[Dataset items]
------

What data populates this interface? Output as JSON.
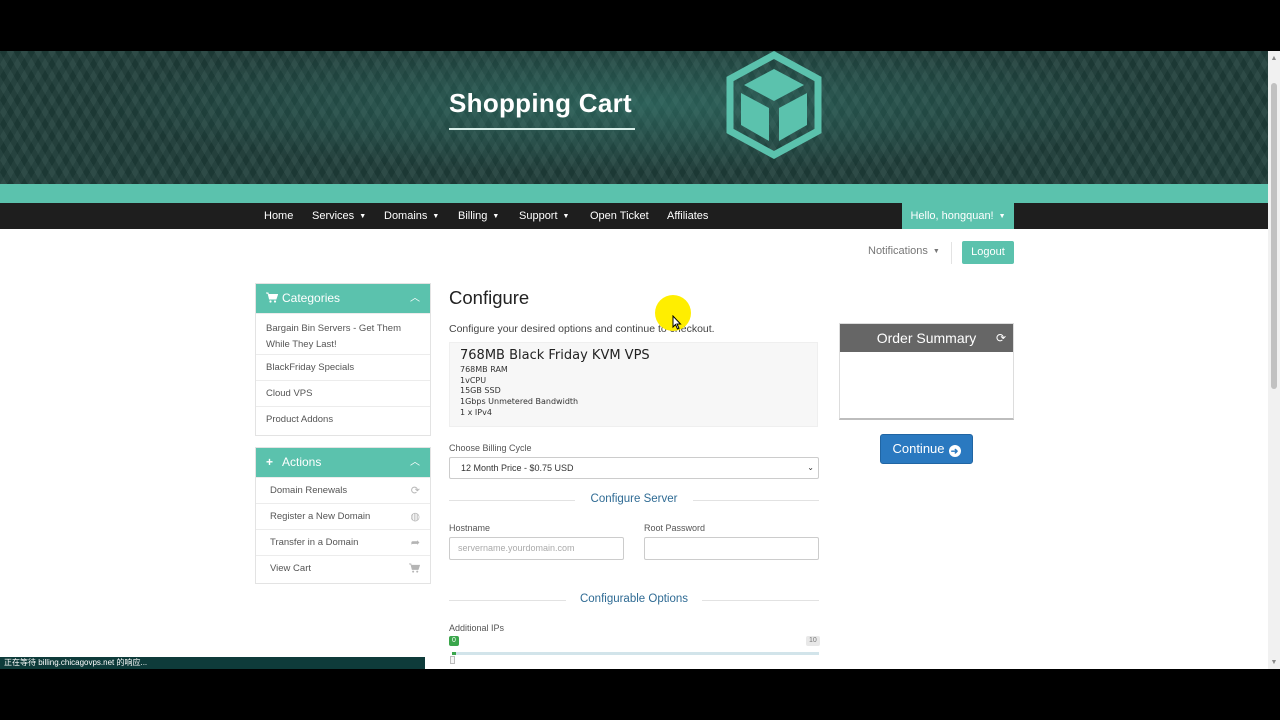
{
  "header": {
    "title": "Shopping Cart"
  },
  "navbar": {
    "items": [
      {
        "label": "Home",
        "dropdown": false
      },
      {
        "label": "Services",
        "dropdown": true
      },
      {
        "label": "Domains",
        "dropdown": true
      },
      {
        "label": "Billing",
        "dropdown": true
      },
      {
        "label": "Support",
        "dropdown": true
      },
      {
        "label": "Open Ticket",
        "dropdown": false
      },
      {
        "label": "Affiliates",
        "dropdown": false
      }
    ],
    "user_menu": "Hello, hongquan!"
  },
  "topbar": {
    "notifications": "Notifications",
    "logout": "Logout"
  },
  "sidebar": {
    "categories": {
      "title": "Categories",
      "items": [
        {
          "label": "Bargain Bin Servers - Get Them While They Last!"
        },
        {
          "label": "BlackFriday Specials"
        },
        {
          "label": "Cloud VPS"
        },
        {
          "label": "Product Addons"
        }
      ]
    },
    "actions": {
      "title": "Actions",
      "items": [
        {
          "label": "Domain Renewals",
          "icon": "refresh-icon"
        },
        {
          "label": "Register a New Domain",
          "icon": "globe-icon"
        },
        {
          "label": "Transfer in a Domain",
          "icon": "share-icon"
        },
        {
          "label": "View Cart",
          "icon": "cart-icon"
        }
      ]
    }
  },
  "main": {
    "title": "Configure",
    "subtitle": "Configure your desired options and continue to checkout.",
    "product": {
      "name": "768MB Black Friday KVM VPS",
      "specs": [
        "768MB RAM",
        "1vCPU",
        "15GB SSD",
        "1Gbps Unmetered Bandwidth",
        "1 x IPv4"
      ]
    },
    "billing": {
      "label": "Choose Billing Cycle",
      "selected": "12 Month Price - $0.75 USD"
    },
    "configure_server": {
      "heading": "Configure Server",
      "hostname_label": "Hostname",
      "hostname_placeholder": "servername.yourdomain.com",
      "root_password_label": "Root Password",
      "root_password_placeholder": ""
    },
    "configurable_options": {
      "heading": "Configurable Options",
      "additional_ips_label": "Additional IPs",
      "slider_min": "0",
      "slider_max": "10",
      "slider_value": 0
    }
  },
  "order_summary": {
    "title": "Order Summary",
    "continue_label": "Continue"
  },
  "status_bar": {
    "text": "正在等待 billing.chicagovps.net 的响应..."
  },
  "colors": {
    "accent": "#5bc2ad",
    "navbar": "#1e1e1e",
    "button_blue": "#2a79c0",
    "section_heading": "#2f6b94",
    "slider_green": "#3aa64b"
  }
}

------

Without the pictures, copy the material exactly as given.

__ANSWER TO THIS TASK__.
What data populates this interface? Output as JSON.
{
  "header": {
    "title": "Shopping Cart"
  },
  "navbar": {
    "items": [
      {
        "label": "Home",
        "dropdown": false
      },
      {
        "label": "Services",
        "dropdown": true
      },
      {
        "label": "Domains",
        "dropdown": true
      },
      {
        "label": "Billing",
        "dropdown": true
      },
      {
        "label": "Support",
        "dropdown": true
      },
      {
        "label": "Open Ticket",
        "dropdown": false
      },
      {
        "label": "Affiliates",
        "dropdown": false
      }
    ],
    "user_menu": "Hello, hongquan!"
  },
  "topbar": {
    "notifications": "Notifications",
    "logout": "Logout"
  },
  "sidebar": {
    "categories": {
      "title": "Categories",
      "items": [
        {
          "label": "Bargain Bin Servers - Get Them While They Last!"
        },
        {
          "label": "BlackFriday Specials"
        },
        {
          "label": "Cloud VPS"
        },
        {
          "label": "Product Addons"
        }
      ]
    },
    "actions": {
      "title": "Actions",
      "items": [
        {
          "label": "Domain Renewals",
          "icon": "refresh-icon"
        },
        {
          "label": "Register a New Domain",
          "icon": "globe-icon"
        },
        {
          "label": "Transfer in a Domain",
          "icon": "share-icon"
        },
        {
          "label": "View Cart",
          "icon": "cart-icon"
        }
      ]
    }
  },
  "main": {
    "title": "Configure",
    "subtitle": "Configure your desired options and continue to checkout.",
    "product": {
      "name": "768MB Black Friday KVM VPS",
      "specs": [
        "768MB RAM",
        "1vCPU",
        "15GB SSD",
        "1Gbps Unmetered Bandwidth",
        "1 x IPv4"
      ]
    },
    "billing": {
      "label": "Choose Billing Cycle",
      "selected": "12 Month Price - $0.75 USD"
    },
    "configure_server": {
      "heading": "Configure Server",
      "hostname_label": "Hostname",
      "hostname_placeholder": "servername.yourdomain.com",
      "root_password_label": "Root Password",
      "root_password_placeholder": ""
    },
    "configurable_options": {
      "heading": "Configurable Options",
      "additional_ips_label": "Additional IPs",
      "slider_min": "0",
      "slider_max": "10",
      "slider_value": 0
    }
  },
  "order_summary": {
    "title": "Order Summary",
    "continue_label": "Continue"
  },
  "status_bar": {
    "text": "正在等待 billing.chicagovps.net 的响应..."
  },
  "colors": {
    "accent": "#5bc2ad",
    "navbar": "#1e1e1e",
    "button_blue": "#2a79c0",
    "section_heading": "#2f6b94",
    "slider_green": "#3aa64b"
  }
}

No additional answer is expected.